Give the number of lines that contain the string "with", and nothing else.

### Provided records
************

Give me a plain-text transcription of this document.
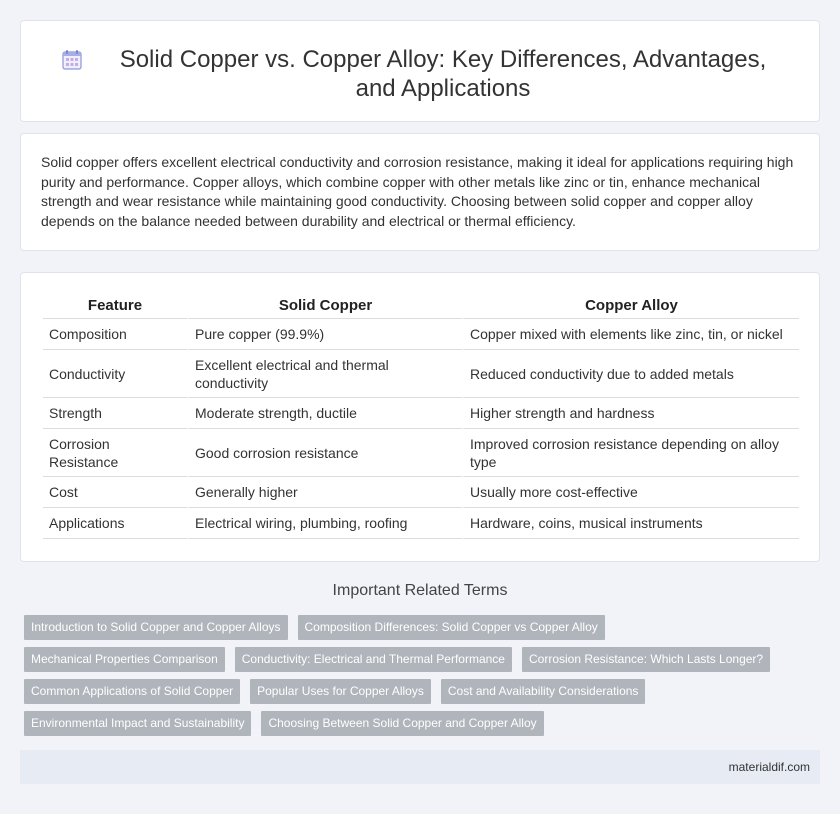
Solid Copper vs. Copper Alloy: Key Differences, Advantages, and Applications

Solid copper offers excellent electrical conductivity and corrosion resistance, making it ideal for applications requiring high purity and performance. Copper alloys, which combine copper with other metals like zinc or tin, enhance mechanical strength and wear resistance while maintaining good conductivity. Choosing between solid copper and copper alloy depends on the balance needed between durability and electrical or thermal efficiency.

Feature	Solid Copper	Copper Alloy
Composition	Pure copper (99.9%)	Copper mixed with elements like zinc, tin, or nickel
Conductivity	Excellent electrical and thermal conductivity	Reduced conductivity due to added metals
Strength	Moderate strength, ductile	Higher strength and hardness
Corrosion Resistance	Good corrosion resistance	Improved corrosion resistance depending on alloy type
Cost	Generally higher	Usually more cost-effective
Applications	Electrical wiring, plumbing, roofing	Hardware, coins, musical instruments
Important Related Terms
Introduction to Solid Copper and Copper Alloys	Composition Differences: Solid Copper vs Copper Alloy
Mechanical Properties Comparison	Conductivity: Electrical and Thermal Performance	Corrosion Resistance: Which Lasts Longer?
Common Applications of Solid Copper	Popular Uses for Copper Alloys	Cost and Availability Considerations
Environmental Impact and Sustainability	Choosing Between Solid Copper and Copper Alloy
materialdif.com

************

### Task solution
2